- **WHAT IS BEING ASKED**: Omit the images, then print each record below exactly as it reads.

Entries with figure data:
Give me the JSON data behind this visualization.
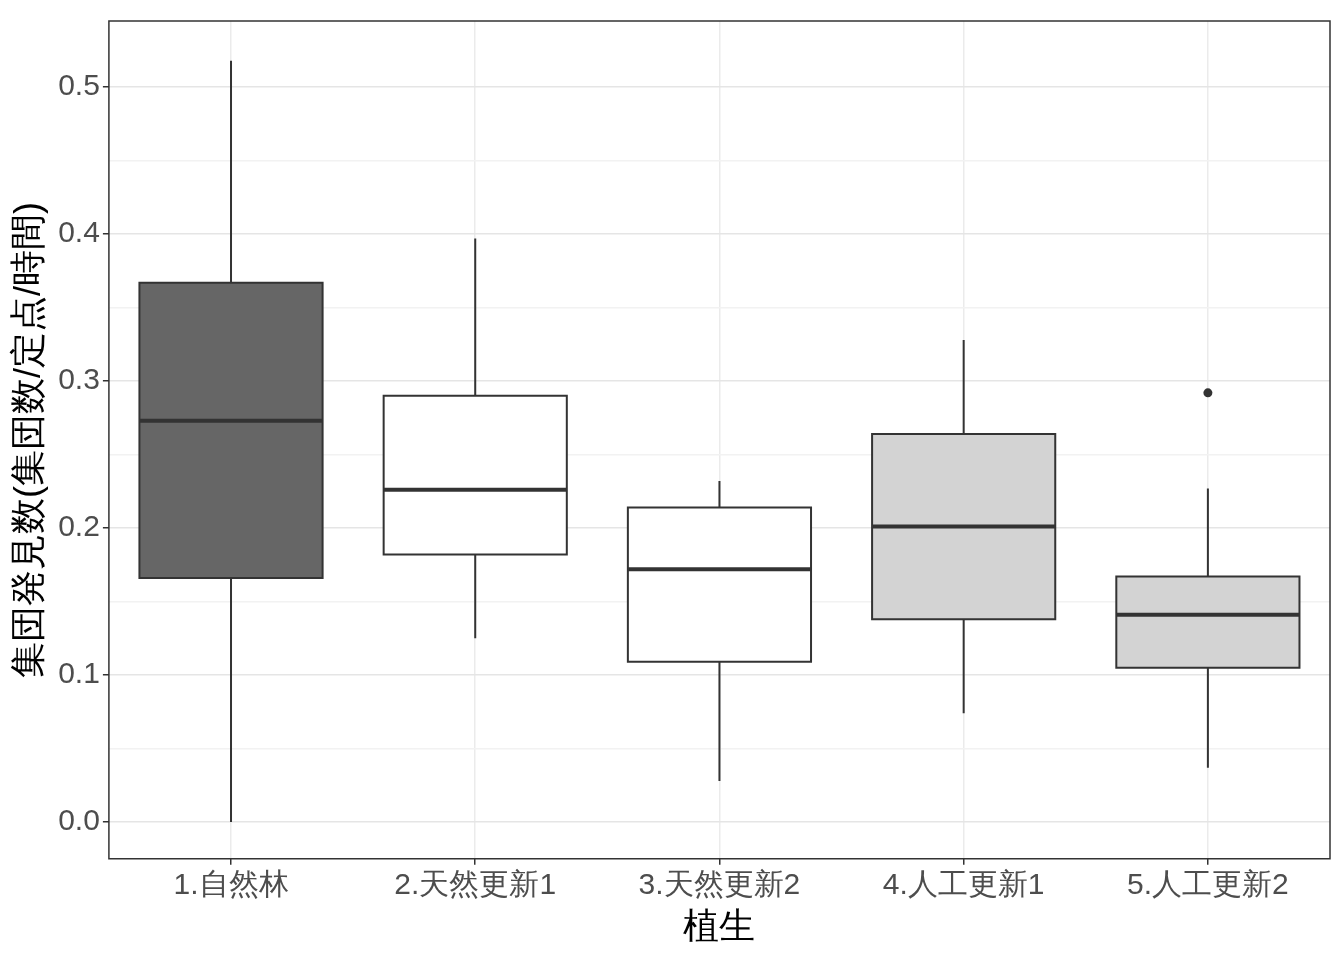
{
  "chart_data": {
    "type": "box",
    "xlabel": "植生",
    "ylabel": "集団発見数(集団数/定点/時間)",
    "categories": [
      "1.自然林",
      "2.天然更新1",
      "3.天然更新2",
      "4.人工更新1",
      "5.人工更新2"
    ],
    "colors": [
      "#666666",
      "#ffffff",
      "#ffffff",
      "#d3d3d3",
      "#d3d3d3"
    ],
    "boxes": [
      {
        "low": 0.0,
        "q1": 0.166,
        "median": 0.273,
        "q3": 0.367,
        "high": 0.518
      },
      {
        "low": 0.125,
        "q1": 0.182,
        "median": 0.226,
        "q3": 0.29,
        "high": 0.397
      },
      {
        "low": 0.028,
        "q1": 0.109,
        "median": 0.172,
        "q3": 0.214,
        "high": 0.232
      },
      {
        "low": 0.074,
        "q1": 0.138,
        "median": 0.201,
        "q3": 0.264,
        "high": 0.328
      },
      {
        "low": 0.037,
        "q1": 0.105,
        "median": 0.141,
        "q3": 0.167,
        "high": 0.227,
        "outliers": [
          0.292
        ]
      }
    ],
    "ylim": [
      -0.025,
      0.545
    ],
    "yticks": [
      {
        "value": 0,
        "label": "0.0"
      },
      {
        "value": 0.05,
        "label": null
      },
      {
        "value": 0.1,
        "label": "0.1"
      },
      {
        "value": 0.15,
        "label": null
      },
      {
        "value": 0.2,
        "label": "0.2"
      },
      {
        "value": 0.25,
        "label": null
      },
      {
        "value": 0.3,
        "label": "0.3"
      },
      {
        "value": 0.35,
        "label": null
      },
      {
        "value": 0.4,
        "label": "0.4"
      },
      {
        "value": 0.45,
        "label": null
      },
      {
        "value": 0.5,
        "label": "0.5"
      }
    ],
    "grid": true
  }
}
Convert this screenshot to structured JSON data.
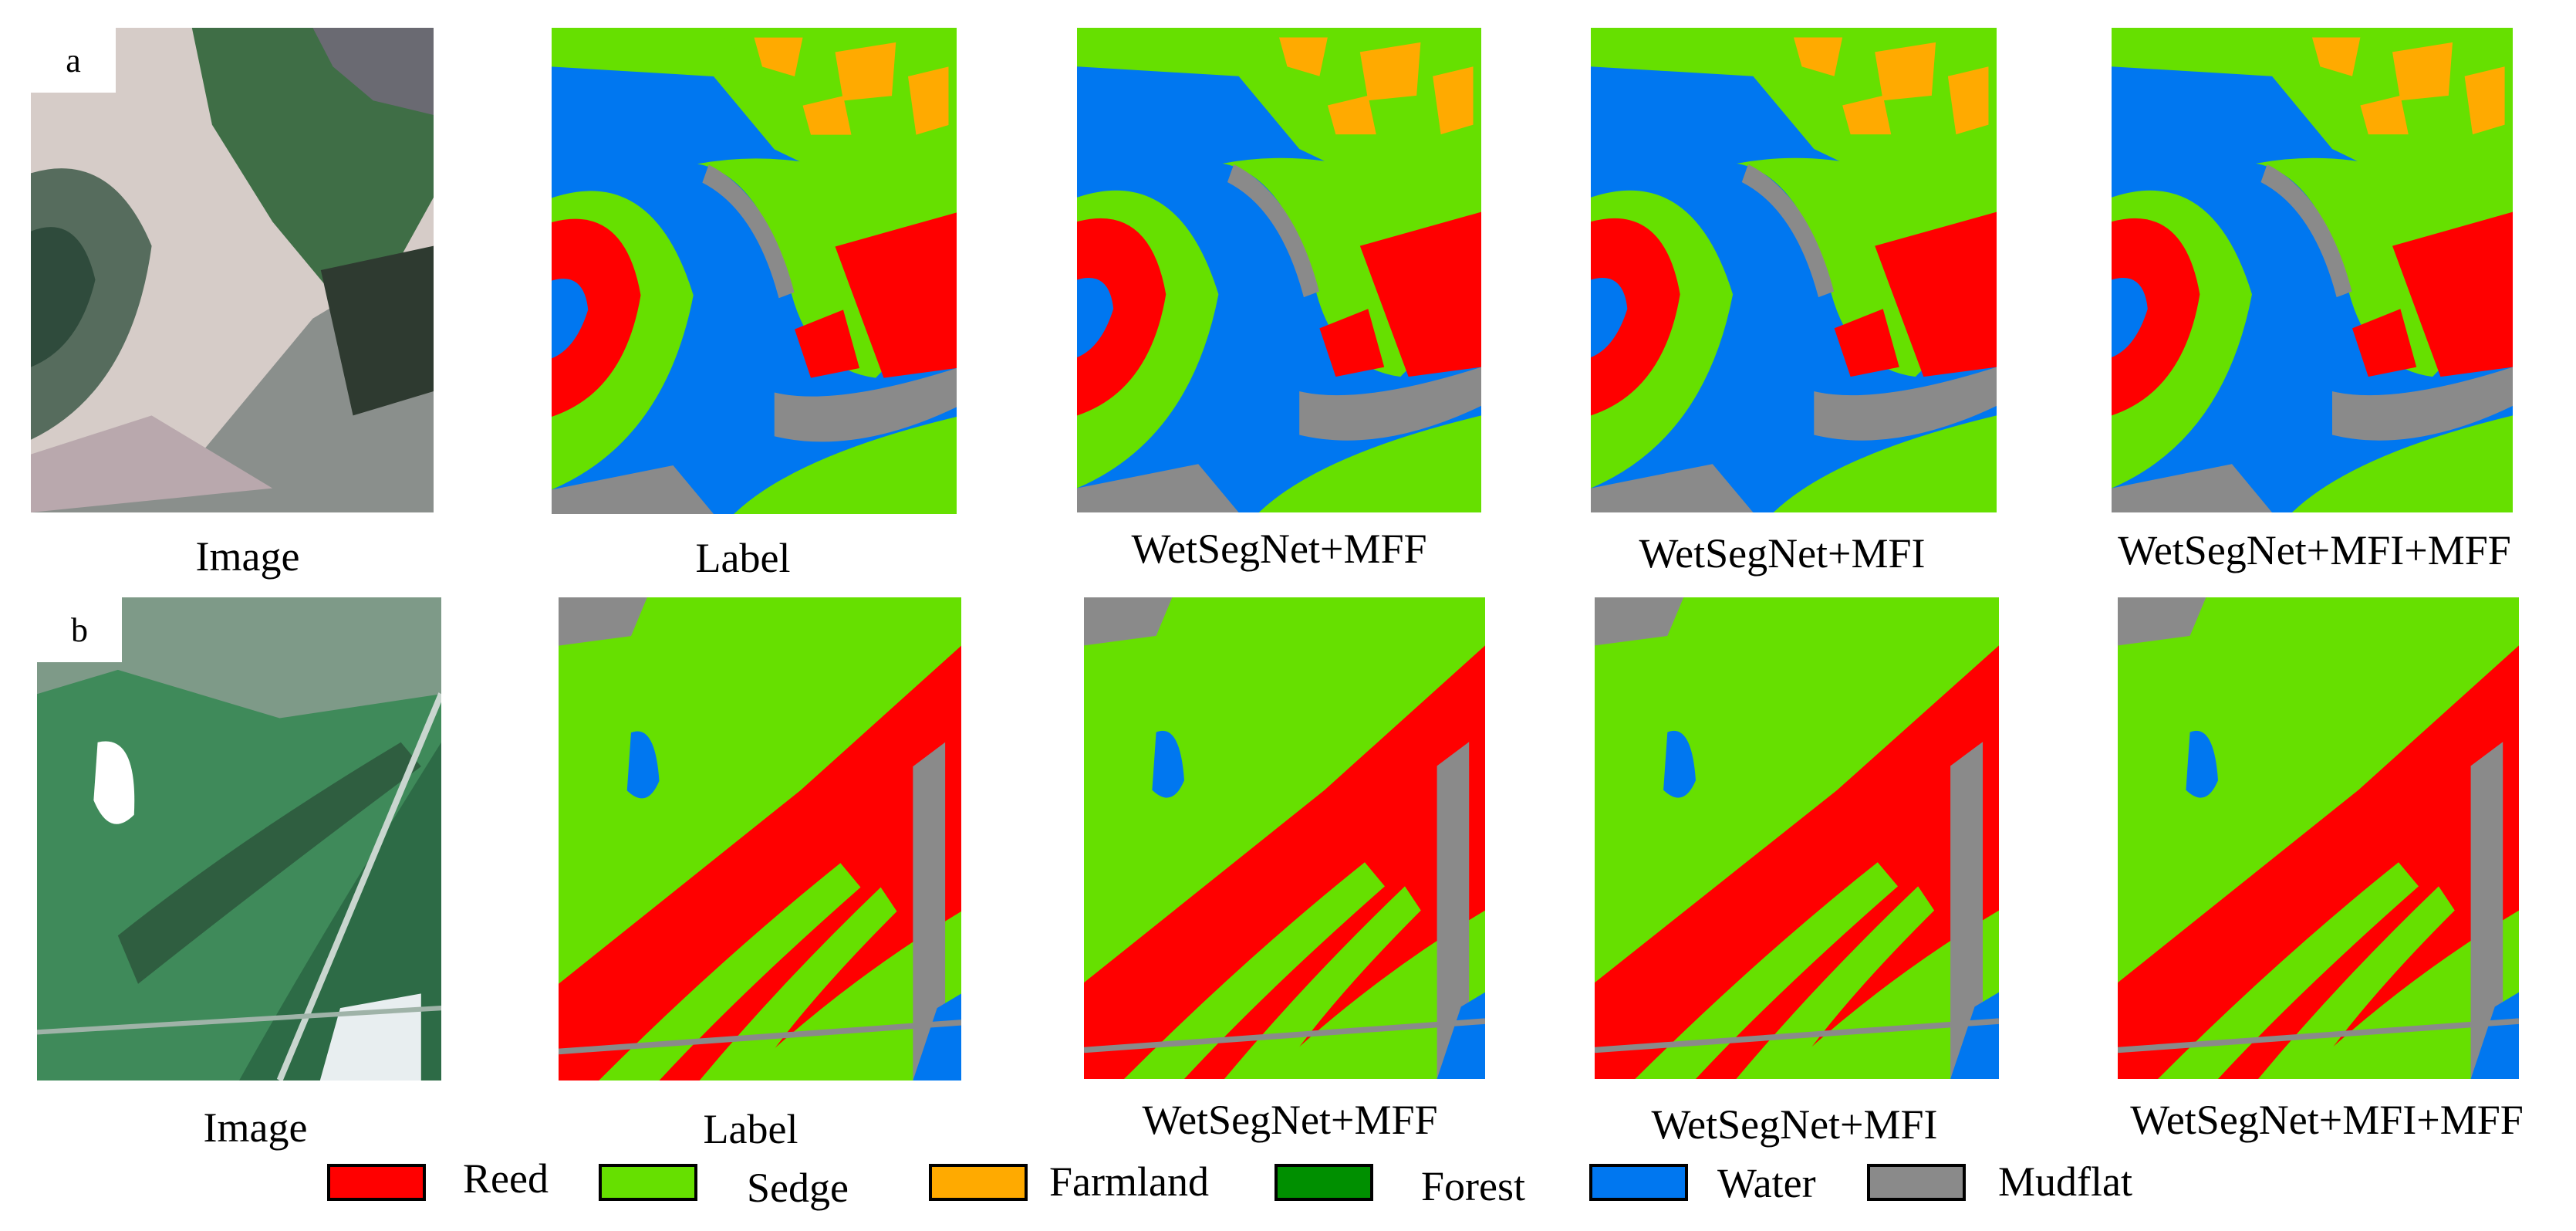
{
  "rows": [
    {
      "tag": "a",
      "captions": [
        "Image",
        "Label",
        "WetSegNet+MFF",
        "WetSegNet+MFI",
        "WetSegNet+MFI+MFF"
      ]
    },
    {
      "tag": "b",
      "captions": [
        "Image",
        "Label",
        "WetSegNet+MFF",
        "WetSegNet+MFI",
        "WetSegNet+MFI+MFF"
      ]
    }
  ],
  "legend": [
    {
      "label": "Reed",
      "color": "#ff0000"
    },
    {
      "label": "Sedge",
      "color": "#66e000"
    },
    {
      "label": "Farmland",
      "color": "#ffaa00"
    },
    {
      "label": "Forest",
      "color": "#008f00"
    },
    {
      "label": "Water",
      "color": "#0077f0"
    },
    {
      "label": "Mudflat",
      "color": "#8a8a8a"
    }
  ],
  "colors": {
    "reed": "#ff0000",
    "sedge": "#66e000",
    "farmland": "#ffaa00",
    "forest": "#008f00",
    "water": "#0077f0",
    "mudflat": "#8a8a8a",
    "photo_sand": "#d9cfca",
    "photo_green": "#3c7a4a",
    "photo_dark": "#2a4a3a"
  }
}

- **RESULT OF THIS TASK**:
Give me the JSON data behind this visualization.
{
  "chart_data": {
    "type": "box",
    "xlabel": "植生",
    "ylabel": "集団発見数(集団数/定点/時間)",
    "categories": [
      "1.自然林",
      "2.天然更新1",
      "3.天然更新2",
      "4.人工更新1",
      "5.人工更新2"
    ],
    "colors": [
      "#666666",
      "#ffffff",
      "#ffffff",
      "#d3d3d3",
      "#d3d3d3"
    ],
    "boxes": [
      {
        "low": 0.0,
        "q1": 0.166,
        "median": 0.273,
        "q3": 0.367,
        "high": 0.518
      },
      {
        "low": 0.125,
        "q1": 0.182,
        "median": 0.226,
        "q3": 0.29,
        "high": 0.397
      },
      {
        "low": 0.028,
        "q1": 0.109,
        "median": 0.172,
        "q3": 0.214,
        "high": 0.232
      },
      {
        "low": 0.074,
        "q1": 0.138,
        "median": 0.201,
        "q3": 0.264,
        "high": 0.328
      },
      {
        "low": 0.037,
        "q1": 0.105,
        "median": 0.141,
        "q3": 0.167,
        "high": 0.227,
        "outliers": [
          0.292
        ]
      }
    ],
    "ylim": [
      -0.025,
      0.545
    ],
    "yticks": [
      {
        "value": 0,
        "label": "0.0"
      },
      {
        "value": 0.05,
        "label": null
      },
      {
        "value": 0.1,
        "label": "0.1"
      },
      {
        "value": 0.15,
        "label": null
      },
      {
        "value": 0.2,
        "label": "0.2"
      },
      {
        "value": 0.25,
        "label": null
      },
      {
        "value": 0.3,
        "label": "0.3"
      },
      {
        "value": 0.35,
        "label": null
      },
      {
        "value": 0.4,
        "label": "0.4"
      },
      {
        "value": 0.45,
        "label": null
      },
      {
        "value": 0.5,
        "label": "0.5"
      }
    ],
    "grid": true
  }
}
Convert this screenshot to structured JSON data.
{
  "rows": [
    {
      "tag": "a",
      "captions": [
        "Image",
        "Label",
        "WetSegNet+MFF",
        "WetSegNet+MFI",
        "WetSegNet+MFI+MFF"
      ]
    },
    {
      "tag": "b",
      "captions": [
        "Image",
        "Label",
        "WetSegNet+MFF",
        "WetSegNet+MFI",
        "WetSegNet+MFI+MFF"
      ]
    }
  ],
  "legend": [
    {
      "label": "Reed",
      "color": "#ff0000"
    },
    {
      "label": "Sedge",
      "color": "#66e000"
    },
    {
      "label": "Farmland",
      "color": "#ffaa00"
    },
    {
      "label": "Forest",
      "color": "#008f00"
    },
    {
      "label": "Water",
      "color": "#0077f0"
    },
    {
      "label": "Mudflat",
      "color": "#8a8a8a"
    }
  ],
  "colors": {
    "reed": "#ff0000",
    "sedge": "#66e000",
    "farmland": "#ffaa00",
    "forest": "#008f00",
    "water": "#0077f0",
    "mudflat": "#8a8a8a",
    "photo_sand": "#d9cfca",
    "photo_green": "#3c7a4a",
    "photo_dark": "#2a4a3a"
  }
}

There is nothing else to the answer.